Будда, по легендарным верованиям индусов, был девятым превращением Вишну. Прозрение пришло к Будде Гаутаме на берегу речки Найраньджаны, под сенью священного дерева Всеведения — бодхи или баньяна, где он "сидел семь дней в одном и том же положении, поджав ноги, вкушая радость освобождения…"
4. Оранжевые зори
Василенко вспоминал о своей довоенной дружбе с Андреевым: "…я проводил часы многие годы, слушая его стихи, читая свои, восхищаясь его романтическо — поэтическими "воспоминаниями" о его жизни в двух иных мирах, где было несколько солнц (изумрудное, синее, такое, как наше) и были удивительные утра, и дни, и вечера, особенно, когда эти солнца встречались утром и вечером; расходясь — тоже; жизнь там была счастливая — без войн, без злодеяний, все любили искусство, поэзию, не было страшных городов-спрутов, городов — чудовищ… Он, Данечка, был всегда влюблён в ослепительно прекрасных девушек, мечтательниц; в одну художницу, писавшую зори и вечера, когда два солнца встречались и расходились. Он очень ярко это описывал и говорил, что он помнит (цитирую на память): "Голубое солнце неохотно уступало место золотому, и мы (с нею) замирали в восторге, глядя, как голубые и золотые потоки света смешивались, голубые ослабевали, гасли, а золото заполняло всё мягким сиянием, очень были, Витя (это мне), красивы печальные кипарисы, — они там тоже были, — это дерево, Витя, есть и на других планетах, — они голубели, а потом растворялись в золоте и казались вылитыми из золота; ветра по утрам не было; они были неподвижны; золотом заливались — до дна — озера, — их мы видели с холма, где встречал я с моей возлюбленной восход, — и я слушал, как она произносила стихи… "Скажи, Даня, а ты помнишь эти стихи?" — наивно спрашивал я. "Нет, конечно, — отвечал Андреев, — но я помню, что они возвышенны и прекрасны". Даня говорил и о жизни своей на земле в Индии: он был воином, она жрицей храма, и свою любовь он и она скрывали. Было это в давние времена, он подчёркивал — "когда складывались стихи "Рамаяны""

+ + + + +

--- Цель задания ---
Где, согласно фрагменту источника, к Будде Гаутаме пришло прозрение?

--- Исходные данные ---
+ + + + +

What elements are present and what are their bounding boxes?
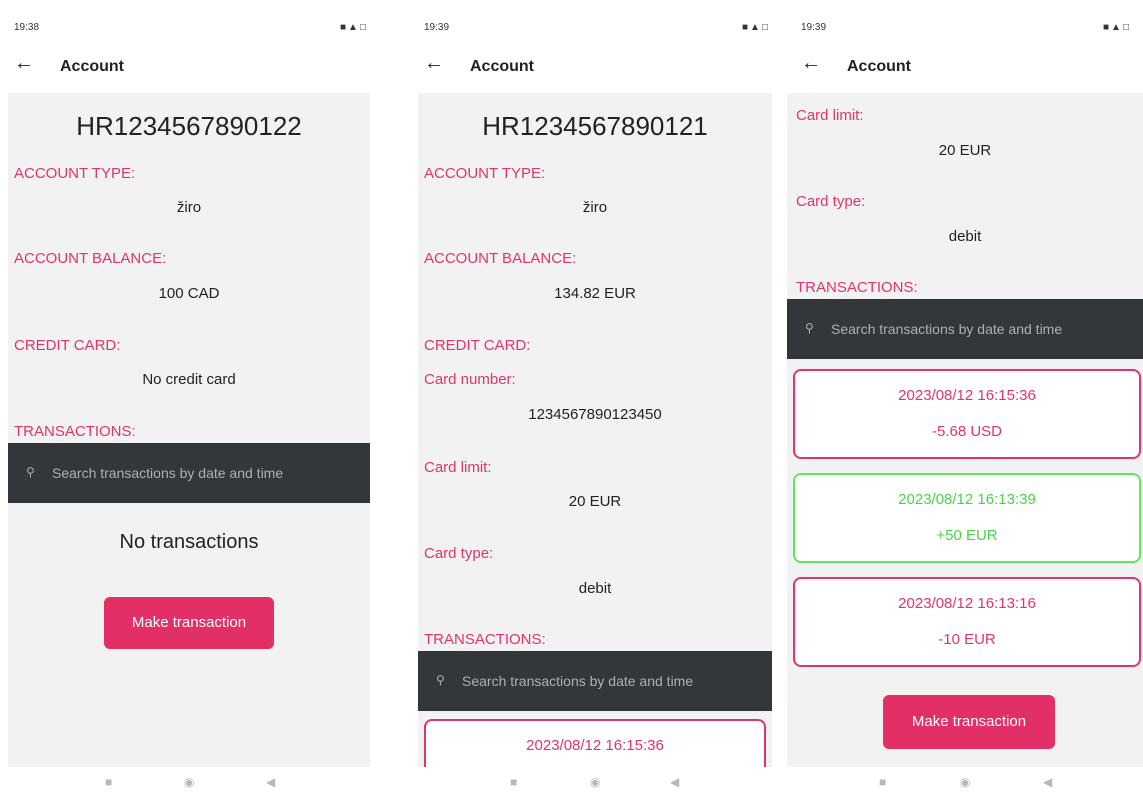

+ + + + +

--- Результат выполнения ---
На берегу речки Найраньджаны, под сенью священного дерева Всеведения — бодхи, или баньяна.